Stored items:
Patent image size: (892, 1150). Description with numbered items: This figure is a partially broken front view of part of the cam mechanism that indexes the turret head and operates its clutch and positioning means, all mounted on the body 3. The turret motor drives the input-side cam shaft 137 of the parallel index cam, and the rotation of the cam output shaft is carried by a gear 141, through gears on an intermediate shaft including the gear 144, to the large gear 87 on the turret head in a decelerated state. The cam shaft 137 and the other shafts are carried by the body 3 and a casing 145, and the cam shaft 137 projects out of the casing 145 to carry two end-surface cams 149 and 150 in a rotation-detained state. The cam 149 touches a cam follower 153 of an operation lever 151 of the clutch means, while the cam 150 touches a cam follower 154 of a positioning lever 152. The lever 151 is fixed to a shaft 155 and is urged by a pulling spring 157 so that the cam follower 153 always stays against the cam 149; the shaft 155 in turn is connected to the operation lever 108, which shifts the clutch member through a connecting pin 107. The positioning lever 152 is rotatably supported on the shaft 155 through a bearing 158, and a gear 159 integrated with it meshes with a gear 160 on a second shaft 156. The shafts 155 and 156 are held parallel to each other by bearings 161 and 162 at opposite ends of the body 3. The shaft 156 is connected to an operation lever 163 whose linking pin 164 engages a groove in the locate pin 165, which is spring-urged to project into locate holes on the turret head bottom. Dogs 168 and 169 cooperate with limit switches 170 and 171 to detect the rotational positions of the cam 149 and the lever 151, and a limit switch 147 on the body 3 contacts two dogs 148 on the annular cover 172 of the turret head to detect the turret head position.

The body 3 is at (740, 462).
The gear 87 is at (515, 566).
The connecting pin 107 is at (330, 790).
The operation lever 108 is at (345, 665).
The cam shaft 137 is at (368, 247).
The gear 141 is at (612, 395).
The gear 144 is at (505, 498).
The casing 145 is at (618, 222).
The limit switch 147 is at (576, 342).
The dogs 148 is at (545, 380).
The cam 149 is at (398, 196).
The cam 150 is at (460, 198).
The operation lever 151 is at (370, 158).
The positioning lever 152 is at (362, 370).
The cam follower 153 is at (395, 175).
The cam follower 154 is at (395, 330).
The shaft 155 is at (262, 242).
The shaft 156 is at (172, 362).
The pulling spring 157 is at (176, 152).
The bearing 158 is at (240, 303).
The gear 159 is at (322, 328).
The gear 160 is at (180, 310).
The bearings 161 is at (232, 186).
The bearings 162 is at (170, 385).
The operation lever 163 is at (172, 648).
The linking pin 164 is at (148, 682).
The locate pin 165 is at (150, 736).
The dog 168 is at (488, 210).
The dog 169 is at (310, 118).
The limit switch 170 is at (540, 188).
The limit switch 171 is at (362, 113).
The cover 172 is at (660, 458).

• **Given exercise**:
Copy the data word for word, starting at its first line and ending with the line that contains "The limit switch 147 is at (576, 342).", including both of those lines.

• **Result of this exercise**:
Patent image size: (892, 1150). Description with numbered items: This figure is a partially broken front view of part of the cam mechanism that indexes the turret head and operates its clutch and positioning means, all mounted on the body 3. The turret motor drives the input-side cam shaft 137 of the parallel index cam, and the rotation of the cam output shaft is carried by a gear 141, through gears on an intermediate shaft including the gear 144, to the large gear 87 on the turret head in a decelerated state. The cam shaft 137 and the other shafts are carried by the body 3 and a casing 145, and the cam shaft 137 projects out of the casing 145 to carry two end-surface cams 149 and 150 in a rotation-detained state. The cam 149 touches a cam follower 153 of an operation lever 151 of the clutch means, while the cam 150 touches a cam follower 154 of a positioning lever 152. The lever 151 is fixed to a shaft 155 and is urged by a pulling spring 157 so that the cam follower 153 always stays against the cam 149; the shaft 155 in turn is connected to the operation lever 108, which shifts the clutch member through a connecting pin 107. The positioning lever 152 is rotatably supported on the shaft 155 through a bearing 158, and a gear 159 integrated with it meshes with a gear 160 on a second shaft 156. The shafts 155 and 156 are held parallel to each other by bearings 161 and 162 at opposite ends of the body 3. The shaft 156 is connected to an operation lever 163 whose linking pin 164 engages a groove in the locate pin 165, which is spring-urged to project into locate holes on the turret head bottom. Dogs 168 and 169 cooperate with limit switches 170 and 171 to detect the rotational positions of the cam 149 and the lever 151, and a limit switch 147 on the body 3 contacts two dogs 148 on the annular cover 172 of the turret head to detect the turret head position.

The body 3 is at (740, 462).
The gear 87 is at (515, 566).
The connecting pin 107 is at (330, 790).
The operation lever 108 is at (345, 665).
The cam shaft 137 is at (368, 247).
The gear 141 is at (612, 395).
The gear 144 is at (505, 498).
The casing 145 is at (618, 222).
The limit switch 147 is at (576, 342).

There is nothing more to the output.